#### SUPPLIED MATERIAL ####

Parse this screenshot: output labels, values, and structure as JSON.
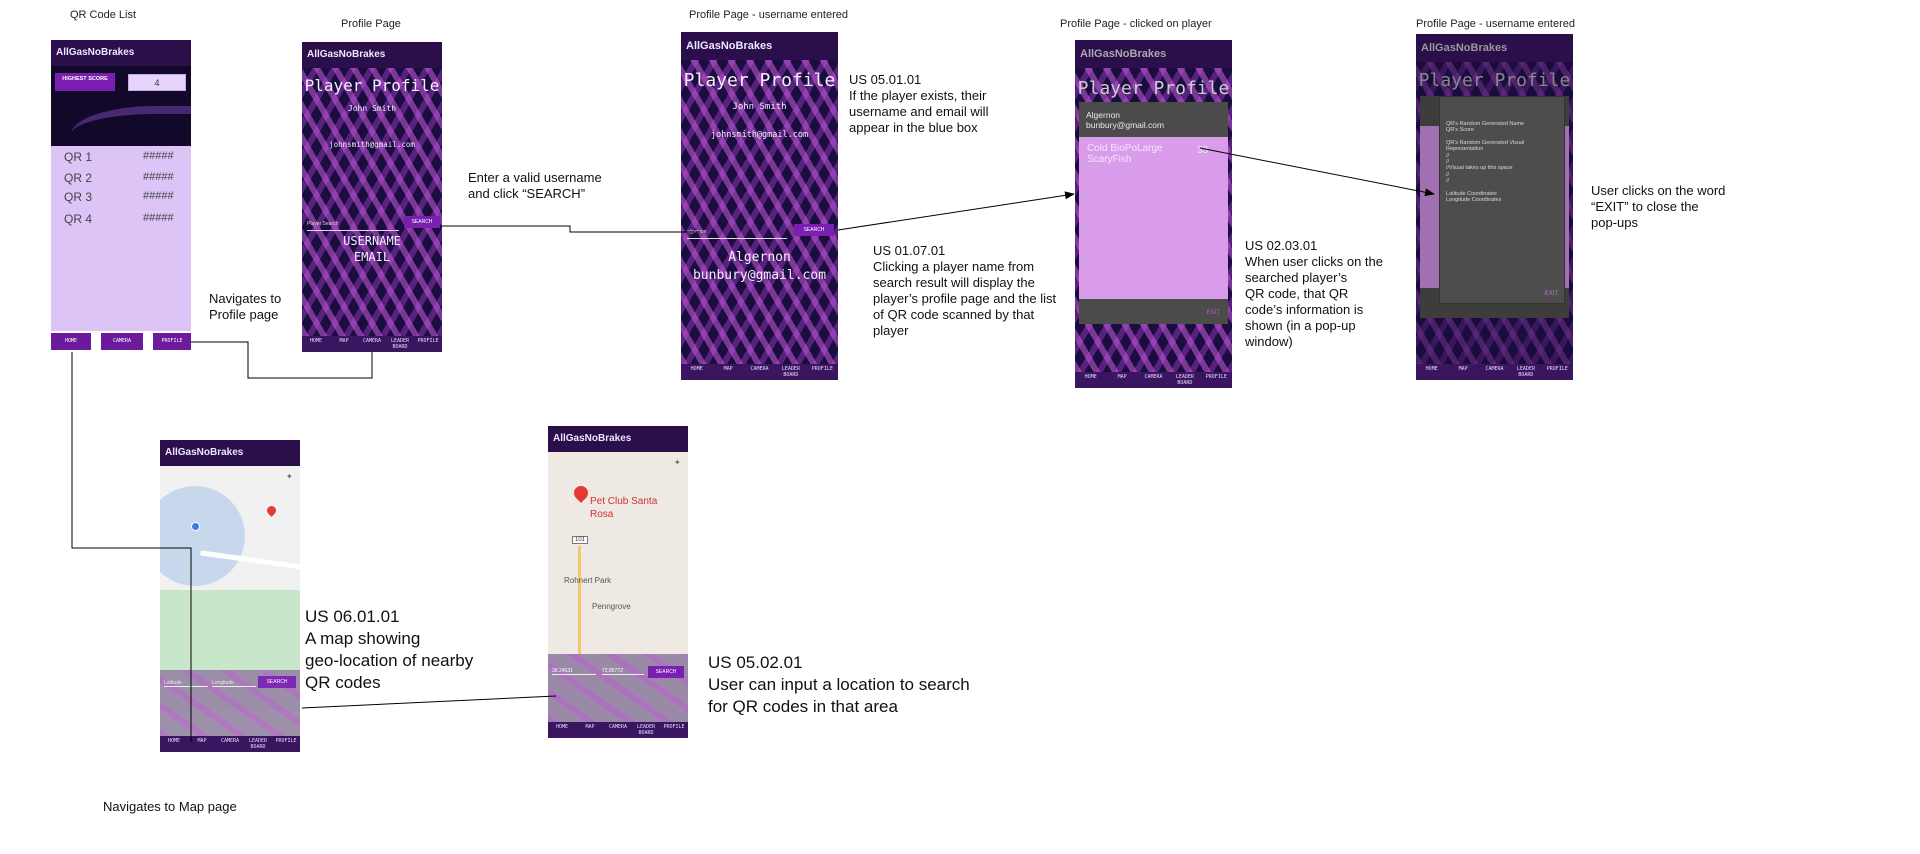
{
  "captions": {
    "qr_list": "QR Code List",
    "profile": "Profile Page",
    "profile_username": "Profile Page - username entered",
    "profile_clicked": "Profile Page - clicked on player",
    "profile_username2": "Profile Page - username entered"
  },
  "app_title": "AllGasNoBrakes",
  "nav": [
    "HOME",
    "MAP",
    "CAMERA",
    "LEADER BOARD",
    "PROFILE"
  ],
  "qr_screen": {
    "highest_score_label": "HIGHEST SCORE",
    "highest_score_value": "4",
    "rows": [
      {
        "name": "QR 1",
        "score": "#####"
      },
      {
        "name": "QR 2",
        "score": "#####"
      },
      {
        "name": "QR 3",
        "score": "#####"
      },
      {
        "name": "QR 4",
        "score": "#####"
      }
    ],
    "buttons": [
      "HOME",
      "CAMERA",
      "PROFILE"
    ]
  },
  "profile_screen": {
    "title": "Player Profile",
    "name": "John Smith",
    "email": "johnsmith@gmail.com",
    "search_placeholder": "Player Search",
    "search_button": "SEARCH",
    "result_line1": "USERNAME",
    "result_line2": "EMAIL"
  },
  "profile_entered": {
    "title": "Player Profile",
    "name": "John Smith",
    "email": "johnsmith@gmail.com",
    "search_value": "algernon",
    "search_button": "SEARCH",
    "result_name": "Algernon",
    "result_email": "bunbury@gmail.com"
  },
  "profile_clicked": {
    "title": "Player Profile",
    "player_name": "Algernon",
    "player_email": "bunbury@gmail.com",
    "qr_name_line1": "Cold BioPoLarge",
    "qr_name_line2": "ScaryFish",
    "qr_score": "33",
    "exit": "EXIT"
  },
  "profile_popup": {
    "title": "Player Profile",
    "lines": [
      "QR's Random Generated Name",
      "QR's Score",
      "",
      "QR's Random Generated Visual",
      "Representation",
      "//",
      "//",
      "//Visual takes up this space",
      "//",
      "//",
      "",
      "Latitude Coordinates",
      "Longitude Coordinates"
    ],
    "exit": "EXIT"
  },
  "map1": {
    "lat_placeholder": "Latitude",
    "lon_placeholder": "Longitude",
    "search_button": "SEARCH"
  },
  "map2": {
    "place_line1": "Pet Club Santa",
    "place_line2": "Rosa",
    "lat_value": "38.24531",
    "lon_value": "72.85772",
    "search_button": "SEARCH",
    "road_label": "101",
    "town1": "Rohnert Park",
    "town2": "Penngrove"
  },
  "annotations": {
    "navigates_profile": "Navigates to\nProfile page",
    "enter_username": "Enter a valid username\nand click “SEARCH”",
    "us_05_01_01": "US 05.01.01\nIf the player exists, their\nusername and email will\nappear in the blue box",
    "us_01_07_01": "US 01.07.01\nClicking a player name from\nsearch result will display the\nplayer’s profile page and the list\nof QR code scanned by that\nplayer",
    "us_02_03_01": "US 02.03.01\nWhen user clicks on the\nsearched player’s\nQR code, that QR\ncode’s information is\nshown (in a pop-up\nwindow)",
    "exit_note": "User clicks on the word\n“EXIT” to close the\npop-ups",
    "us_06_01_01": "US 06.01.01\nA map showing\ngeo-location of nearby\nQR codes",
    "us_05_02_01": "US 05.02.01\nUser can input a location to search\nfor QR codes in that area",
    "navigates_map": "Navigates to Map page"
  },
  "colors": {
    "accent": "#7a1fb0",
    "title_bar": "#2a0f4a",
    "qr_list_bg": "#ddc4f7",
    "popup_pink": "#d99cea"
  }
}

####
#### SUPPLIED MATERIAL ####

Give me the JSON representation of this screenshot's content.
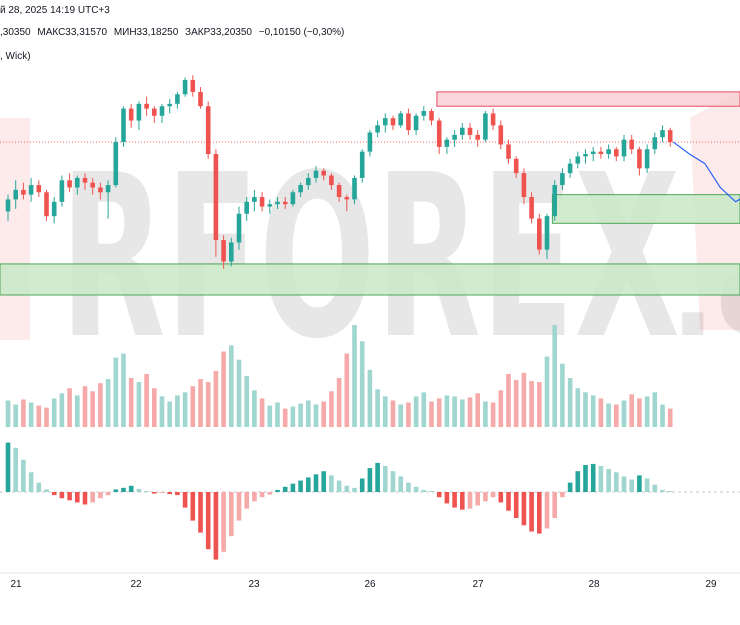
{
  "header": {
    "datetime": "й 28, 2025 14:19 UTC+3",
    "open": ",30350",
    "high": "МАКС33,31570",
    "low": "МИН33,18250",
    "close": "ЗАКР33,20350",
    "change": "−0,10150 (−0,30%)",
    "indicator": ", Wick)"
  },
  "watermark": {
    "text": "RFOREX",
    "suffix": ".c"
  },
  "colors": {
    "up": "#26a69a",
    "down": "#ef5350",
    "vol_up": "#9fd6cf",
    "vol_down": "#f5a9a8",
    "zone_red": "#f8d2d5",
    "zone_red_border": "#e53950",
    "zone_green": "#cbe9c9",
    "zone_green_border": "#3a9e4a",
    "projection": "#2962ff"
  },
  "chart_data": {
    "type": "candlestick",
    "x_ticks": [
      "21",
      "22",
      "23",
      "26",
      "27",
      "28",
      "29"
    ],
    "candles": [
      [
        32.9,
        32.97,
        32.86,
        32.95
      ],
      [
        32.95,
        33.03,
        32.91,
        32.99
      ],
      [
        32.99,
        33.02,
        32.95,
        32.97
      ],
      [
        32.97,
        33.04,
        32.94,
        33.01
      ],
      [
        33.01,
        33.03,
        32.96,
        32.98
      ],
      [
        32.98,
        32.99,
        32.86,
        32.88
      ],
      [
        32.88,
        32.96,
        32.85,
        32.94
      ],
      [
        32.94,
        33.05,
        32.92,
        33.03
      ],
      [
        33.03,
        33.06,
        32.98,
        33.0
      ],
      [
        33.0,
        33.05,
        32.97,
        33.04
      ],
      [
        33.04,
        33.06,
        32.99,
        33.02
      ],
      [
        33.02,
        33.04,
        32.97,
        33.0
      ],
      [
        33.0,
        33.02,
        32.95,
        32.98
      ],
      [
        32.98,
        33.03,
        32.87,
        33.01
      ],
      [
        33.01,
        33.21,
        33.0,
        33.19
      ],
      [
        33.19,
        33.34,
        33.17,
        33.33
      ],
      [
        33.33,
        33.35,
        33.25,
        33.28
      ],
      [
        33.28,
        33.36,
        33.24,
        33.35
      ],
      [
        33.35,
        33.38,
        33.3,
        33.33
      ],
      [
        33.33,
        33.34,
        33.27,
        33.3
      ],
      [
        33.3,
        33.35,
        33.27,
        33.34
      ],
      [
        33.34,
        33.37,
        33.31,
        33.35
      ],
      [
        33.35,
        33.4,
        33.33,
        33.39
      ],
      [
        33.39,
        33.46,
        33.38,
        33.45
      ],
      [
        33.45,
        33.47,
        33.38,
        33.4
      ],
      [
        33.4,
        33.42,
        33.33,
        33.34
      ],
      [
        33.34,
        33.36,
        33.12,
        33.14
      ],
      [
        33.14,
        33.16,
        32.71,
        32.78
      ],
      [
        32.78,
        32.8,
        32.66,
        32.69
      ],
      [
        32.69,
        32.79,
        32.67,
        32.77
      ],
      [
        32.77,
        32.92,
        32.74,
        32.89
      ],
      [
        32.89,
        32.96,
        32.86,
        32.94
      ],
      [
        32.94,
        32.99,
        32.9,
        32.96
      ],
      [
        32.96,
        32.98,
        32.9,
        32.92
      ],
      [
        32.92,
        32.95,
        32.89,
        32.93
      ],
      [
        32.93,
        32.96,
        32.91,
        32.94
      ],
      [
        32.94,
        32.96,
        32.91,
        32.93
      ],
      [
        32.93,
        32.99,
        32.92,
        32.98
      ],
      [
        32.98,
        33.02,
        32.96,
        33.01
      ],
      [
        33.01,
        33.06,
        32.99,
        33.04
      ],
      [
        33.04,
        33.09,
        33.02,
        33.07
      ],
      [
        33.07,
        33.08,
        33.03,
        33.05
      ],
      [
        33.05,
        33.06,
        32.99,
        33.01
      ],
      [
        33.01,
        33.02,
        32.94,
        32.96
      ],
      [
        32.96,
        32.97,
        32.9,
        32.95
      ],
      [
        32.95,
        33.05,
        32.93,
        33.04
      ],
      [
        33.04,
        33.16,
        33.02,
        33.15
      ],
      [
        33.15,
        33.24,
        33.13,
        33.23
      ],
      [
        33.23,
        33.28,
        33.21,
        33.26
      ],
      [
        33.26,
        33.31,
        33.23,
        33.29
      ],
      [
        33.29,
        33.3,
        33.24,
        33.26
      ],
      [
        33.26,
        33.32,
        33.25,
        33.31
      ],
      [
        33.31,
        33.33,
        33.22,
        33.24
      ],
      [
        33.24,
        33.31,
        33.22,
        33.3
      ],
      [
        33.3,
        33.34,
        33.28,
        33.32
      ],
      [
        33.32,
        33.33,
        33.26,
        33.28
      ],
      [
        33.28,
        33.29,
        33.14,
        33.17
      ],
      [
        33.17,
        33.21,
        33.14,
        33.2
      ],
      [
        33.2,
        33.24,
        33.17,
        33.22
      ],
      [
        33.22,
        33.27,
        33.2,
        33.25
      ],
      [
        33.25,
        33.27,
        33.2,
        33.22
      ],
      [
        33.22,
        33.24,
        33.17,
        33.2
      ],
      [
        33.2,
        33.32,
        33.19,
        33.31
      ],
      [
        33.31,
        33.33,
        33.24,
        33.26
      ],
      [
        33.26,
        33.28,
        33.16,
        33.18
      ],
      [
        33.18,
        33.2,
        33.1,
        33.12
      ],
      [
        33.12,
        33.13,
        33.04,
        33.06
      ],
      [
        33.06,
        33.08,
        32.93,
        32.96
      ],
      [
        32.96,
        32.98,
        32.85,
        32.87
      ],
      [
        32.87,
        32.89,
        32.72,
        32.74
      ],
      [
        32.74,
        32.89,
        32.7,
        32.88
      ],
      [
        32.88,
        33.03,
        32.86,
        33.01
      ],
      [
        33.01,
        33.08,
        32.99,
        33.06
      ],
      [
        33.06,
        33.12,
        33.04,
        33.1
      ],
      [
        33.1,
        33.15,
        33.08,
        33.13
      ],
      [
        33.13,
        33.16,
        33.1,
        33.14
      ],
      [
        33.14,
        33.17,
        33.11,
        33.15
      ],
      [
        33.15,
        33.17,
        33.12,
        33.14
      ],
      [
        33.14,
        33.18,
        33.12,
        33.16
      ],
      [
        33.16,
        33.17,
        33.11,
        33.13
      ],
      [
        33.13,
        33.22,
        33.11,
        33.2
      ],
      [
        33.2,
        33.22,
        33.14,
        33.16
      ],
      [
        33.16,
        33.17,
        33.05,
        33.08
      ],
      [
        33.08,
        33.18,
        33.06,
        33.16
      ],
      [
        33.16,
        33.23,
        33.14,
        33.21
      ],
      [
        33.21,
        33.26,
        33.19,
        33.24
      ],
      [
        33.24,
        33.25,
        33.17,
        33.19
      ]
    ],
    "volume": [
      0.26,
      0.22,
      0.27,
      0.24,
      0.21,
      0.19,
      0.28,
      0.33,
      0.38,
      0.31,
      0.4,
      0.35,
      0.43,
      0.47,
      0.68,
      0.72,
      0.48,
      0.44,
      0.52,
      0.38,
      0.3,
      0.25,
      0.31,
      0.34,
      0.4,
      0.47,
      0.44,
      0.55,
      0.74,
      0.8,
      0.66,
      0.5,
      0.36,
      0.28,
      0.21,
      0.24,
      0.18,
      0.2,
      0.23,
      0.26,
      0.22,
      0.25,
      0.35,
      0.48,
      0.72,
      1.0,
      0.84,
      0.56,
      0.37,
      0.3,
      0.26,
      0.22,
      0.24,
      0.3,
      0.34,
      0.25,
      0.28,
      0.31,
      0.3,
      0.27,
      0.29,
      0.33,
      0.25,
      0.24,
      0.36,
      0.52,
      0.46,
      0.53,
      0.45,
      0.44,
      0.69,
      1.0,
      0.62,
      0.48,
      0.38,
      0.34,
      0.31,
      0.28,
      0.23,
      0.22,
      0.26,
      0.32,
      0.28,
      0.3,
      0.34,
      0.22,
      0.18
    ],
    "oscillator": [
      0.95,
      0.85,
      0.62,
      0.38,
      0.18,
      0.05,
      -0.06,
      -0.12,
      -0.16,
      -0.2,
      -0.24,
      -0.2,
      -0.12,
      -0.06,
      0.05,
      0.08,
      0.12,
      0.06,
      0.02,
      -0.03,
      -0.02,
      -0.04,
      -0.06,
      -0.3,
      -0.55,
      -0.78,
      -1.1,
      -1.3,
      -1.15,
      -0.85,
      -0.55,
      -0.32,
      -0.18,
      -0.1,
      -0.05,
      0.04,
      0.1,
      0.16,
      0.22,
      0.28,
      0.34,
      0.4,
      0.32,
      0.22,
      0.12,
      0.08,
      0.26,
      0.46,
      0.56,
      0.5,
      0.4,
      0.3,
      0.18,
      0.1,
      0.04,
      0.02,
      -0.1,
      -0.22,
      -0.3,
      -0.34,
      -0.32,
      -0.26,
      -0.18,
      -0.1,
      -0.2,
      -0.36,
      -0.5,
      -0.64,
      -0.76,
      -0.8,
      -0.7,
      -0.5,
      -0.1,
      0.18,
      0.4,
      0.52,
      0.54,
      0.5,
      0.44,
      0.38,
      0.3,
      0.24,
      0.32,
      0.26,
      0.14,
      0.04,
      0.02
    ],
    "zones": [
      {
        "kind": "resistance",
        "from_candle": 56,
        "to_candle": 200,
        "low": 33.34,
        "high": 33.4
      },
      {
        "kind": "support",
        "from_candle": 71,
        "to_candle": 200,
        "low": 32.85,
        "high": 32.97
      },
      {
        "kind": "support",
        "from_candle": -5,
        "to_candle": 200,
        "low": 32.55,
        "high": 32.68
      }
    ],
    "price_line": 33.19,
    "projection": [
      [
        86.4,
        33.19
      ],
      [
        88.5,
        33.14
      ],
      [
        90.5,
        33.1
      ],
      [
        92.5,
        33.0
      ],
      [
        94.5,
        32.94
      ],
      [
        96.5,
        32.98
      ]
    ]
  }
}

####

- [AIM]
Out of the material above, select every line that holds the string "close".

- [SOLVED PROBLEM]
    "exit_note": "User clicks on the word\n“EXIT” to close the\npop-ups",
    "close": "ЗАКР33,20350",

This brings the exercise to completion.